Include the line containing "Convert this screenshot" and every line after it up to the end of the material below; reproduce them exactly and drop the pictures.

(Stored entries)
* BEGIN *

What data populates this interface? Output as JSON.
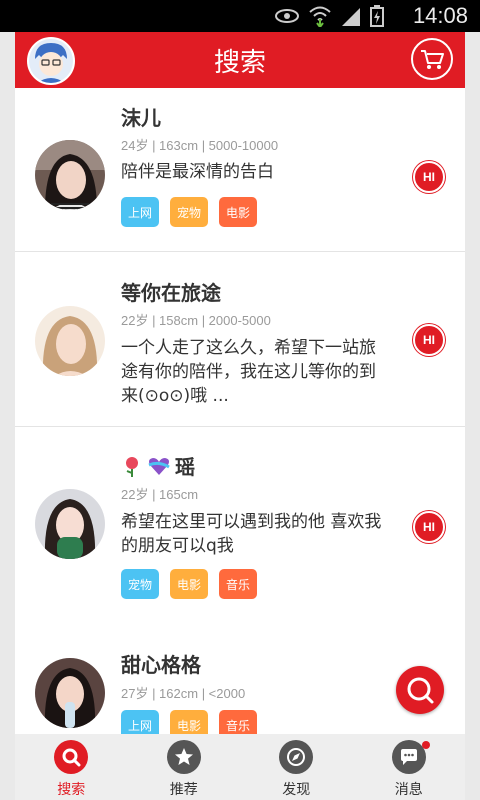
{
  "status_bar": {
    "time": "14:08"
  },
  "header": {
    "title": "搜索",
    "avatar_icon": "avatar-icon",
    "cart_icon": "cart-icon"
  },
  "users": [
    {
      "name": "沫儿",
      "meta": "24岁 | 163cm | 5000-10000",
      "message": "陪伴是最深情的告白",
      "tags": [
        "上网",
        "宠物",
        "电影"
      ],
      "hi": "HI"
    },
    {
      "name": "等你在旅途",
      "meta": "22岁 | 158cm | 2000-5000",
      "message": "一个人走了这么久，希望下一站旅途有你的陪伴，我在这儿等你的到来(⊙o⊙)哦 ...",
      "tags": [],
      "hi": "HI"
    },
    {
      "name": "瑶",
      "meta": "22岁 | 165cm",
      "message": "希望在这里可以遇到我的他  喜欢我的朋友可以q我",
      "tags": [
        "宠物",
        "电影",
        "音乐"
      ],
      "hi": "HI"
    },
    {
      "name": "甜心格格",
      "meta": "27岁 | 162cm | <2000",
      "message": "",
      "tags": [
        "上网",
        "电影",
        "音乐"
      ],
      "hi": ""
    }
  ],
  "tag_colors": {
    "上网": "#4cc3f3",
    "宠物": "#ffae3d",
    "电影": "#ff6a3d",
    "音乐": "#ff6a3d"
  },
  "bottom_nav": [
    {
      "label": "搜索",
      "icon": "search-icon",
      "active": true
    },
    {
      "label": "推荐",
      "icon": "star-icon",
      "active": false
    },
    {
      "label": "发现",
      "icon": "compass-icon",
      "active": false
    },
    {
      "label": "消息",
      "icon": "chat-icon",
      "active": false,
      "badge": true
    }
  ]
}
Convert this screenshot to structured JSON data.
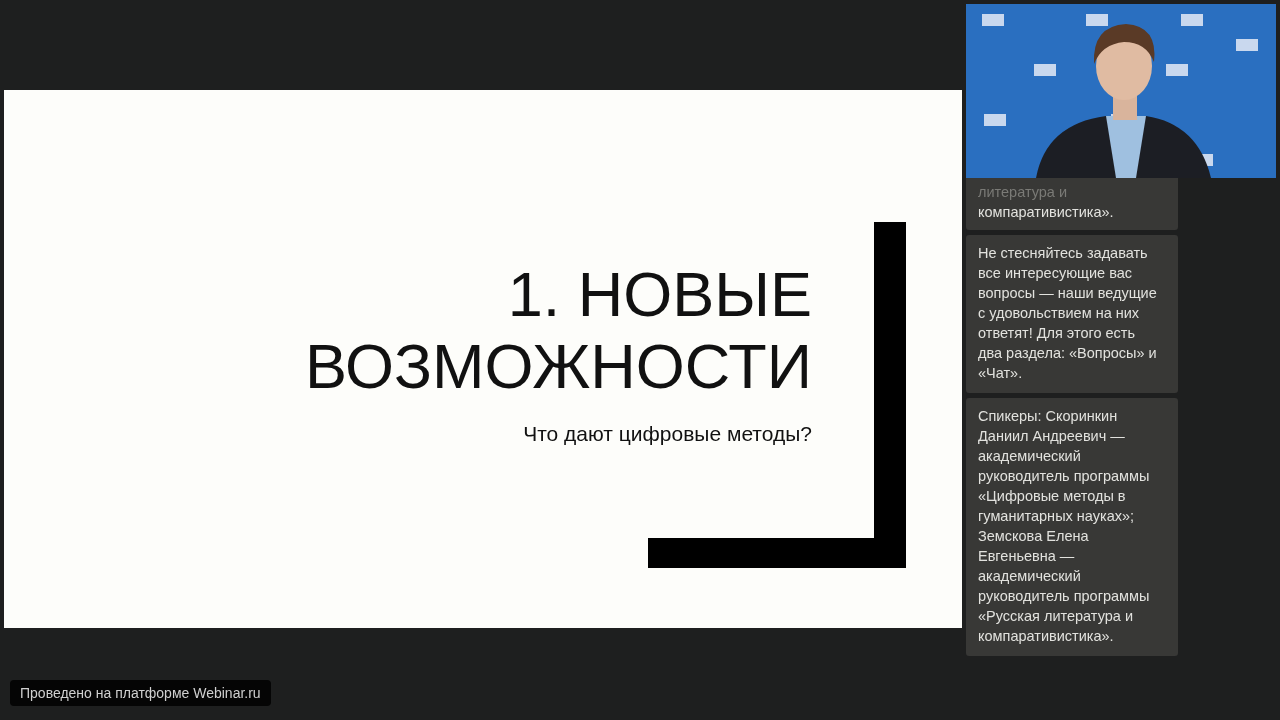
{
  "slide": {
    "title_lines": [
      "1. НОВЫЕ",
      "ВОЗМОЖНОСТИ"
    ],
    "subtitle": "Что дают цифровые методы?"
  },
  "chat": {
    "messages": [
      {
        "lines": [
          "литература и",
          "компаративистика»."
        ],
        "partial": true
      },
      {
        "text": "Не стесняйтесь задавать все интересующие вас вопросы — наши ведущие с удовольствием на них ответят! Для этого есть два раздела: «Вопросы» и «Чат».",
        "partial": false
      },
      {
        "text": "Спикеры: Скоринкин Даниил Андреевич — академический руководитель программы «Цифровые методы в гуманитарных науках»; Земскова Елена Евгеньевна — академический руководитель программы «Русская литература и компаративистика».",
        "partial": false
      }
    ]
  },
  "footer": {
    "badge": "Проведено на платформе Webinar.ru"
  }
}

* END *

- **ANSWER TO THIS TASK**:
Convert this screenshot to structured JSON data.
{
  "slide": {
    "title_lines": [
      "1. НОВЫЕ",
      "ВОЗМОЖНОСТИ"
    ],
    "subtitle": "Что дают цифровые методы?"
  },
  "chat": {
    "messages": [
      {
        "lines": [
          "литература и",
          "компаративистика»."
        ],
        "partial": true
      },
      {
        "text": "Не стесняйтесь задавать все интересующие вас вопросы — наши ведущие с удовольствием на них ответят! Для этого есть два раздела: «Вопросы» и «Чат».",
        "partial": false
      },
      {
        "text": "Спикеры: Скоринкин Даниил Андреевич — академический руководитель программы «Цифровые методы в гуманитарных науках»; Земскова Елена Евгеньевна — академический руководитель программы «Русская литература и компаративистика».",
        "partial": false
      }
    ]
  },
  "footer": {
    "badge": "Проведено на платформе Webinar.ru"
  }
}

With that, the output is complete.